▸ **Stated goal**
Repeat the records below exactly as they appear.

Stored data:
## start
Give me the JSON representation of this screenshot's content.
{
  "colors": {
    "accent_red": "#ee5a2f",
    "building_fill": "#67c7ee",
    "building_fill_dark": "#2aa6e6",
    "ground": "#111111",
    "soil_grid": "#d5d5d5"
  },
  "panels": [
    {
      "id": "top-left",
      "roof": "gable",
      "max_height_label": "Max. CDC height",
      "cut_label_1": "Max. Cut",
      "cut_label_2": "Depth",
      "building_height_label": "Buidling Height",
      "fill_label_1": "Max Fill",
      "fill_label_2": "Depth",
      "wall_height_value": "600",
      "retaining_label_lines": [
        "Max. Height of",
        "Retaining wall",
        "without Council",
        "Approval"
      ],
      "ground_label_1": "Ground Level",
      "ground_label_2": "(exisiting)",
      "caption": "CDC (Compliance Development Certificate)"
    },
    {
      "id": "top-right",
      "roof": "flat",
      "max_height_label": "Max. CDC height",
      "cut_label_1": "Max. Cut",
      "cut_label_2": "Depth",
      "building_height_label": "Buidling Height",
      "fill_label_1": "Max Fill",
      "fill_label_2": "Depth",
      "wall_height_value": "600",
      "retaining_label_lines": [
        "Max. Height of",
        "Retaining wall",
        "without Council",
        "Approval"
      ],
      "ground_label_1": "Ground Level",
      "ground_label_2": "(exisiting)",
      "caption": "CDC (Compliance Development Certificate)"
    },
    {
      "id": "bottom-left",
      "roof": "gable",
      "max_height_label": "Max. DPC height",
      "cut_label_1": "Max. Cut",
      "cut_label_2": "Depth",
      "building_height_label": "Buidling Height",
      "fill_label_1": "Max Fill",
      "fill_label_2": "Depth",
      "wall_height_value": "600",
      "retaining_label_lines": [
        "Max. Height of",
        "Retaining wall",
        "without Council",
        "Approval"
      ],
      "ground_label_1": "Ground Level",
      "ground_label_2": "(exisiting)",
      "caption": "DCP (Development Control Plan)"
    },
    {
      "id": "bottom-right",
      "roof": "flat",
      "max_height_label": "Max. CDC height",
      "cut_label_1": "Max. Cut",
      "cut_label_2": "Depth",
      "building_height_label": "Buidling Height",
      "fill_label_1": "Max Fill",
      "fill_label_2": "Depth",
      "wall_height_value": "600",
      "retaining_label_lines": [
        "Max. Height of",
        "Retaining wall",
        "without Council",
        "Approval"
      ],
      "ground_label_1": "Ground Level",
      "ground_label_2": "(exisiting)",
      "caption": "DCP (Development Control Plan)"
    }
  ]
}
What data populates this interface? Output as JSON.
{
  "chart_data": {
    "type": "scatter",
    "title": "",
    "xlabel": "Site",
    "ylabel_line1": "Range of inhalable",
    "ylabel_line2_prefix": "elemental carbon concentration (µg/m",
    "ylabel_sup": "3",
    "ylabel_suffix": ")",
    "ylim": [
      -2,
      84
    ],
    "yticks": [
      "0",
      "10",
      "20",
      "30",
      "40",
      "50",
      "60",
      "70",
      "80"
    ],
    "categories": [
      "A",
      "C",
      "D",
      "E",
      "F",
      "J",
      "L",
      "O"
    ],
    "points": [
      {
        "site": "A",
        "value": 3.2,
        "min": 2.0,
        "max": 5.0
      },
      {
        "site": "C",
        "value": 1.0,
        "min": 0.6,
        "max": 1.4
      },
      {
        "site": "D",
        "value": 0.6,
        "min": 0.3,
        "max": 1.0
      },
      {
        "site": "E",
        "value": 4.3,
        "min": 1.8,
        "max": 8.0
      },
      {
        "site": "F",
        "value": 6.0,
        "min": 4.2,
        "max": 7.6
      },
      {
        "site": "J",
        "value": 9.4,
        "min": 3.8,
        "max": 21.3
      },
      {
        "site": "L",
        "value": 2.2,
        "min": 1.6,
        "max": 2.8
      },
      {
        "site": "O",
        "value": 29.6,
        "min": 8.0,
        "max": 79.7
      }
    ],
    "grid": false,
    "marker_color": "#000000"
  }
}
## end
▸ **Result below**
Give me the JSON representation of this screenshot's content.
{
  "colors": {
    "accent_red": "#ee5a2f",
    "building_fill": "#67c7ee",
    "building_fill_dark": "#2aa6e6",
    "ground": "#111111",
    "soil_grid": "#d5d5d5"
  },
  "panels": [
    {
      "id": "top-left",
      "roof": "gable",
      "max_height_label": "Max. CDC height",
      "cut_label_1": "Max. Cut",
      "cut_label_2": "Depth",
      "building_height_label": "Buidling Height",
      "fill_label_1": "Max Fill",
      "fill_label_2": "Depth",
      "wall_height_value": "600",
      "retaining_label_lines": [
        "Max. Height of",
        "Retaining wall",
        "without Council",
        "Approval"
      ],
      "ground_label_1": "Ground Level",
      "ground_label_2": "(exisiting)",
      "caption": "CDC (Compliance Development Certificate)"
    },
    {
      "id": "top-right",
      "roof": "flat",
      "max_height_label": "Max. CDC height",
      "cut_label_1": "Max. Cut",
      "cut_label_2": "Depth",
      "building_height_label": "Buidling Height",
      "fill_label_1": "Max Fill",
      "fill_label_2": "Depth",
      "wall_height_value": "600",
      "retaining_label_lines": [
        "Max. Height of",
        "Retaining wall",
        "without Council",
        "Approval"
      ],
      "ground_label_1": "Ground Level",
      "ground_label_2": "(exisiting)",
      "caption": "CDC (Compliance Development Certificate)"
    },
    {
      "id": "bottom-left",
      "roof": "gable",
      "max_height_label": "Max. DPC height",
      "cut_label_1": "Max. Cut",
      "cut_label_2": "Depth",
      "building_height_label": "Buidling Height",
      "fill_label_1": "Max Fill",
      "fill_label_2": "Depth",
      "wall_height_value": "600",
      "retaining_label_lines": [
        "Max. Height of",
        "Retaining wall",
        "without Council",
        "Approval"
      ],
      "ground_label_1": "Ground Level",
      "ground_label_2": "(exisiting)",
      "caption": "DCP (Development Control Plan)"
    },
    {
      "id": "bottom-right",
      "roof": "flat",
      "max_height_label": "Max. CDC height",
      "cut_label_1": "Max. Cut",
      "cut_label_2": "Depth",
      "building_height_label": "Buidling Height",
      "fill_label_1": "Max Fill",
      "fill_label_2": "Depth",
      "wall_height_value": "600",
      "retaining_label_lines": [
        "Max. Height of",
        "Retaining wall",
        "without Council",
        "Approval"
      ],
      "ground_label_1": "Ground Level",
      "ground_label_2": "(exisiting)",
      "caption": "DCP (Development Control Plan)"
    }
  ]
}
What data populates this interface? Output as JSON.
{
  "chart_data": {
    "type": "scatter",
    "title": "",
    "xlabel": "Site",
    "ylabel_line1": "Range of inhalable",
    "ylabel_line2_prefix": "elemental carbon concentration (µg/m",
    "ylabel_sup": "3",
    "ylabel_suffix": ")",
    "ylim": [
      -2,
      84
    ],
    "yticks": [
      "0",
      "10",
      "20",
      "30",
      "40",
      "50",
      "60",
      "70",
      "80"
    ],
    "categories": [
      "A",
      "C",
      "D",
      "E",
      "F",
      "J",
      "L",
      "O"
    ],
    "points": [
      {
        "site": "A",
        "value": 3.2,
        "min": 2.0,
        "max": 5.0
      },
      {
        "site": "C",
        "value": 1.0,
        "min": 0.6,
        "max": 1.4
      },
      {
        "site": "D",
        "value": 0.6,
        "min": 0.3,
        "max": 1.0
      },
      {
        "site": "E",
        "value": 4.3,
        "min": 1.8,
        "max": 8.0
      },
      {
        "site": "F",
        "value": 6.0,
        "min": 4.2,
        "max": 7.6
      },
      {
        "site": "J",
        "value": 9.4,
        "min": 3.8,
        "max": 21.3
      },
      {
        "site": "L",
        "value": 2.2,
        "min": 1.6,
        "max": 2.8
      },
      {
        "site": "O",
        "value": 29.6,
        "min": 8.0,
        "max": 79.7
      }
    ],
    "grid": false,
    "marker_color": "#000000"
  }
}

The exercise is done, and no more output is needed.